** Start of Provided information **

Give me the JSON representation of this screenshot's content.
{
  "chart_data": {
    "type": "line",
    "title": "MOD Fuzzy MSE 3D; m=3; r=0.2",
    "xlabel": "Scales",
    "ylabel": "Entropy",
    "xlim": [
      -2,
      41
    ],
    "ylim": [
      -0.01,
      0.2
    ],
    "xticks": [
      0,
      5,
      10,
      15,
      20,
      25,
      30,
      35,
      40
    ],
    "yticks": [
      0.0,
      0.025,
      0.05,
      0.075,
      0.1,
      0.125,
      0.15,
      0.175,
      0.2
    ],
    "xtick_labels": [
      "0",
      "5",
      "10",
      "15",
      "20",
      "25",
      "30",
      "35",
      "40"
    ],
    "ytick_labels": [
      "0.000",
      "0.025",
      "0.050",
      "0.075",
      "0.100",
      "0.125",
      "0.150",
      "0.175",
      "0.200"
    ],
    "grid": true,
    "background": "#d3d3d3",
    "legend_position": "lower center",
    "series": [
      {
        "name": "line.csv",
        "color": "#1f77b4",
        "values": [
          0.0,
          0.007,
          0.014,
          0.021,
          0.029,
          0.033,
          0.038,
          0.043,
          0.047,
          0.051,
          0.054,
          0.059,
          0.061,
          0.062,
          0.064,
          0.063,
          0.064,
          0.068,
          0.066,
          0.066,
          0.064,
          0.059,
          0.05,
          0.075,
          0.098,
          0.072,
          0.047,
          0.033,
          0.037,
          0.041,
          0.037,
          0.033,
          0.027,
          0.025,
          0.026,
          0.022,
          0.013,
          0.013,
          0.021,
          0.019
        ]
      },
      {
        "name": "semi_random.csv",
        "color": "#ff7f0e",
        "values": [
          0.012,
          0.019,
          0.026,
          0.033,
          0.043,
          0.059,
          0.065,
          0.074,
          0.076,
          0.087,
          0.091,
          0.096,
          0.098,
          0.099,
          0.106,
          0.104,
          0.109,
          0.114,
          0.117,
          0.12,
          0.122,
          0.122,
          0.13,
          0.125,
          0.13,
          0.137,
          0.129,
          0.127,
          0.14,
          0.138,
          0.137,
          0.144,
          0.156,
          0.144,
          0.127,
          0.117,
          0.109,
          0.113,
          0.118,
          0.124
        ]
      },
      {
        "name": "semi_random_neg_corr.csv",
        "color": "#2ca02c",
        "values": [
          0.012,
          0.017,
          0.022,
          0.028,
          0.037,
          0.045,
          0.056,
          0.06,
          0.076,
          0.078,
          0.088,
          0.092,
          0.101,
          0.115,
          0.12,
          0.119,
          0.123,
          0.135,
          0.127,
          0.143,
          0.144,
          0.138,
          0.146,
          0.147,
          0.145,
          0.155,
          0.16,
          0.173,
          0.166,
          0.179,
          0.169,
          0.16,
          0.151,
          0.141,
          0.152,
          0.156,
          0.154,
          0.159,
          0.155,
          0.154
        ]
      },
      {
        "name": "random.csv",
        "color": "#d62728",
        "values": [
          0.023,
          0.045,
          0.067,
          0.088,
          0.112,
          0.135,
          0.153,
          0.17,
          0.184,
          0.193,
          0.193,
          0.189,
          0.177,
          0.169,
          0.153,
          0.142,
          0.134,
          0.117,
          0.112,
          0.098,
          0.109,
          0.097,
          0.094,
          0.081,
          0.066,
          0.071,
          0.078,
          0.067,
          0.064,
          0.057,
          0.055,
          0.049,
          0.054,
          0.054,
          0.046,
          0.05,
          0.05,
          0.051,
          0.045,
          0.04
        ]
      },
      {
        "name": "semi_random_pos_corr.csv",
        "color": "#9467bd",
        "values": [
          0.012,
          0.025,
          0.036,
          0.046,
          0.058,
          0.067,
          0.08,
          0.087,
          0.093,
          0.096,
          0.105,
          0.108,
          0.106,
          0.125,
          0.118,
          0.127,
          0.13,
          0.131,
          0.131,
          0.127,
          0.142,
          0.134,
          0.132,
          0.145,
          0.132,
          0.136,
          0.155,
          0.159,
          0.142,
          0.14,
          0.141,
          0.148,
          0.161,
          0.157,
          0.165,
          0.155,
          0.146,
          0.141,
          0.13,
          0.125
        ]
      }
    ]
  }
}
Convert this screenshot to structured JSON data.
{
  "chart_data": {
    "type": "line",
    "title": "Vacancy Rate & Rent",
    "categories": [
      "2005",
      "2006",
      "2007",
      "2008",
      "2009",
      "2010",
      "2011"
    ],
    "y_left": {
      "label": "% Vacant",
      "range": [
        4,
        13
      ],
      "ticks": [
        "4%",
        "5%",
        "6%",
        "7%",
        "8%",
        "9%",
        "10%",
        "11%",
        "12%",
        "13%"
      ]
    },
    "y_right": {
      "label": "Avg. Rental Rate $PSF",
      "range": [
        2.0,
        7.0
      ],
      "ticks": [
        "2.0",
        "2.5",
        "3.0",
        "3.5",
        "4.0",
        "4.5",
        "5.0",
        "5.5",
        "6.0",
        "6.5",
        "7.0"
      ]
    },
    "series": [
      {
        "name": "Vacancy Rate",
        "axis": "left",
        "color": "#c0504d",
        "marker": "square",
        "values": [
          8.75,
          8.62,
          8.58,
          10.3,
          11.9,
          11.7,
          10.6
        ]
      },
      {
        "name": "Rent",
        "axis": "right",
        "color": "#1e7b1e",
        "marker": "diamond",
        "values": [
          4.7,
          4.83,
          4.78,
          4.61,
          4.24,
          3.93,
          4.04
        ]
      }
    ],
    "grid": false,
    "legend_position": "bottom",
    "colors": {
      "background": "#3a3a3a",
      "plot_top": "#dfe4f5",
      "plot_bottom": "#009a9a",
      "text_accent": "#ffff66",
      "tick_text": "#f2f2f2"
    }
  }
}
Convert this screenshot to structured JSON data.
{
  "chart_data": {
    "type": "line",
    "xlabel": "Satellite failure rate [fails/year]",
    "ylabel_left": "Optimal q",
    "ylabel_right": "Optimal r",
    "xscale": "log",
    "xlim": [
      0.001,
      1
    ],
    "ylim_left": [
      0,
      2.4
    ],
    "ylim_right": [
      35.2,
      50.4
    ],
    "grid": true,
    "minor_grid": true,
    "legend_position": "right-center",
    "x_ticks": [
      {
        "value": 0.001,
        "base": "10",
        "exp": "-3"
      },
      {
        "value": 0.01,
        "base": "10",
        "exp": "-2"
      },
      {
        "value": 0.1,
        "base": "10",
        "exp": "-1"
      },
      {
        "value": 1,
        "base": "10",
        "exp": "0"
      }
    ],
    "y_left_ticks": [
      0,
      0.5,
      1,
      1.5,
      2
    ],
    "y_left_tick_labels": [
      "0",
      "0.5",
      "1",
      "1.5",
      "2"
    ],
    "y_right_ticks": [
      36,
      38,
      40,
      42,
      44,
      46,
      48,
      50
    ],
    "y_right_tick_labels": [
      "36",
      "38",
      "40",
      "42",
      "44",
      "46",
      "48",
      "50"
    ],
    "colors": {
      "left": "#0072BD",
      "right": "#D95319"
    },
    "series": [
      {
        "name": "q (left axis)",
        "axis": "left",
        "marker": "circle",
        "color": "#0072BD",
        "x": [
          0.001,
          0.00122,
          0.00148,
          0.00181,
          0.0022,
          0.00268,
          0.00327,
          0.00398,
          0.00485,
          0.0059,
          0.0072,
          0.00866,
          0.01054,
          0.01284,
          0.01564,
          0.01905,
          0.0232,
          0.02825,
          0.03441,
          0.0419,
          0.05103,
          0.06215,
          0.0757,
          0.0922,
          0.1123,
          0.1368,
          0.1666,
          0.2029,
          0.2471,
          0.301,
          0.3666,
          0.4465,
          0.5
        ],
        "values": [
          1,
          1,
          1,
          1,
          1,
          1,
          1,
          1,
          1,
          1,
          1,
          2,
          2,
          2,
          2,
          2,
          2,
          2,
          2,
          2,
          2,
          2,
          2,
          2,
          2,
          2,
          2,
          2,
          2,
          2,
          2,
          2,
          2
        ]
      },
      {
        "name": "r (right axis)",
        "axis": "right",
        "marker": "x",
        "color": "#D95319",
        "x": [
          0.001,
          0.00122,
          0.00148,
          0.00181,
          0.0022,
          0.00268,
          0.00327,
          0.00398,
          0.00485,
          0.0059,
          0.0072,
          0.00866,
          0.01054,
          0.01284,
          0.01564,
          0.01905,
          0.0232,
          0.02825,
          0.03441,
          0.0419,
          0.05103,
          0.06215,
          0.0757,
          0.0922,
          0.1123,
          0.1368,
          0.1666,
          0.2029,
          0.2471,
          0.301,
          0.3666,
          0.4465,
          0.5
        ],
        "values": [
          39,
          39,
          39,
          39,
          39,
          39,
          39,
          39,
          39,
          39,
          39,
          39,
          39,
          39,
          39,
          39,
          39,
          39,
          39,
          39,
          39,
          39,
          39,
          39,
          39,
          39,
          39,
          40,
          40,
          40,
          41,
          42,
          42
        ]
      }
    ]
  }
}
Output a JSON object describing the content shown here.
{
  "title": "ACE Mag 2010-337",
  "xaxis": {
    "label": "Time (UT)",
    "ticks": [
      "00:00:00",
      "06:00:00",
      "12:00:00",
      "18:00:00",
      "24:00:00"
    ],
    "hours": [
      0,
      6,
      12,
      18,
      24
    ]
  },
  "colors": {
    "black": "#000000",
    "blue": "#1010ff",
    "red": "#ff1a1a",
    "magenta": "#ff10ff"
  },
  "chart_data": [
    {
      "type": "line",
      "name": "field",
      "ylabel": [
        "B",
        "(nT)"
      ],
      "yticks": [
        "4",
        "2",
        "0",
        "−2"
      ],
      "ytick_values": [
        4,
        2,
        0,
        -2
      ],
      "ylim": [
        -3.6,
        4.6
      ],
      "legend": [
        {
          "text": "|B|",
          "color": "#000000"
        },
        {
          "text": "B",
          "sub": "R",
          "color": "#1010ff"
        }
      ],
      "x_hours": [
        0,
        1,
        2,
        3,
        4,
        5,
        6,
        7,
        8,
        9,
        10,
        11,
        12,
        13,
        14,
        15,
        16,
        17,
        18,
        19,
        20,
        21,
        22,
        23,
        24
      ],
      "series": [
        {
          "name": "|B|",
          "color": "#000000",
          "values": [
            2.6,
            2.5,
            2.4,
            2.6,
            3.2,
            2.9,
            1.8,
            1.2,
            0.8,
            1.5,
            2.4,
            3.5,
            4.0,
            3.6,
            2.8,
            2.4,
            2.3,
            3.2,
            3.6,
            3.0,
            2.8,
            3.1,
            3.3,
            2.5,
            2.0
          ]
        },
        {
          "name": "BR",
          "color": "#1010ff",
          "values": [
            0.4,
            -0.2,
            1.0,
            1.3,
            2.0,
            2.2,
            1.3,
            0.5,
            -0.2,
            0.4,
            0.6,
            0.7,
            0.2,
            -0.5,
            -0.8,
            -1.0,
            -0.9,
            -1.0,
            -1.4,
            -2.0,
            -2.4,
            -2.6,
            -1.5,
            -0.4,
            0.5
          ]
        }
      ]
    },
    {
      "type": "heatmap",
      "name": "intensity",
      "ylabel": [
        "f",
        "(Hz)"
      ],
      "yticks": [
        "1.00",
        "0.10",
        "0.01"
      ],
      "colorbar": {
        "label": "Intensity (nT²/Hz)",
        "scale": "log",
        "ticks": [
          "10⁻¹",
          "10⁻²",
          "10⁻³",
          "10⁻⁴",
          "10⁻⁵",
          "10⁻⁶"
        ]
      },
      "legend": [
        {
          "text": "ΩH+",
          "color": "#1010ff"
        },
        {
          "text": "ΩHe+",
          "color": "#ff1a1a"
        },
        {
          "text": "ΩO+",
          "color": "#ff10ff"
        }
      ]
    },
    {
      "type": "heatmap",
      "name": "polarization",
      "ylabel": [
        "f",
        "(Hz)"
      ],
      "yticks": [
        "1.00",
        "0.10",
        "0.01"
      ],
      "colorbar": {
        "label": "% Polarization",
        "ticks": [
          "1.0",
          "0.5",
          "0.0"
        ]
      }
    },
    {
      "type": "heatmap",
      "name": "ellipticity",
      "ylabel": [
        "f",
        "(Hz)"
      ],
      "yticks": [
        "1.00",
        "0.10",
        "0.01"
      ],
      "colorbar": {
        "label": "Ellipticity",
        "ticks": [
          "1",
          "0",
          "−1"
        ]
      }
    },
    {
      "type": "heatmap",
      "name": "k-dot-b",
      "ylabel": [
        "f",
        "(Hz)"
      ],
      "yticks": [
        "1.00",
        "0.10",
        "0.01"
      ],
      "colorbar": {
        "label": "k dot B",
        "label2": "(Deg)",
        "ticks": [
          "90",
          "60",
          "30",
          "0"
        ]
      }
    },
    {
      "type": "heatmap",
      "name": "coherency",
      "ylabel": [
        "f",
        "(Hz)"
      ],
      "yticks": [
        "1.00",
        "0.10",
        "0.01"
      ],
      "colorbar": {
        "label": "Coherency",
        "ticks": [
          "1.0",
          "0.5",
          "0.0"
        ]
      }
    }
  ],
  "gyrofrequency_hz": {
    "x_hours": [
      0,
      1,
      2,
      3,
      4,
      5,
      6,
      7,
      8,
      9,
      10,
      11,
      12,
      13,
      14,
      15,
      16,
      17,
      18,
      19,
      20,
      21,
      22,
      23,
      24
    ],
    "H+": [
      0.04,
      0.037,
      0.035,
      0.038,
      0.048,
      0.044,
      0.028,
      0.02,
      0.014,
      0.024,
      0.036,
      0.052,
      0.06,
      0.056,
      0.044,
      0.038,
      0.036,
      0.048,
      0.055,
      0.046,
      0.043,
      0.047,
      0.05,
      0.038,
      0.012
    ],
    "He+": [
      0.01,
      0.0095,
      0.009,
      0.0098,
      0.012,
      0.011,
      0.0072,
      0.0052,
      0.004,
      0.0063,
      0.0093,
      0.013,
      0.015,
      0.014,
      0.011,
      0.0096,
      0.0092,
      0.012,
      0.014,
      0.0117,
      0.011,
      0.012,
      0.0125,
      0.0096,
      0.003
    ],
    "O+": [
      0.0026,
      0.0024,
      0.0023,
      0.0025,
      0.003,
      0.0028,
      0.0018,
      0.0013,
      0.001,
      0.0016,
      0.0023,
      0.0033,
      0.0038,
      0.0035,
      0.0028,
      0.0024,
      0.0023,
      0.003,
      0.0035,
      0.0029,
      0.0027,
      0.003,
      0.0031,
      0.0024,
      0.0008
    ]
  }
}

** End of Provided information **

The string "JSON" may appear in lines of the listing above; tally those lines and give the number only.

Output
4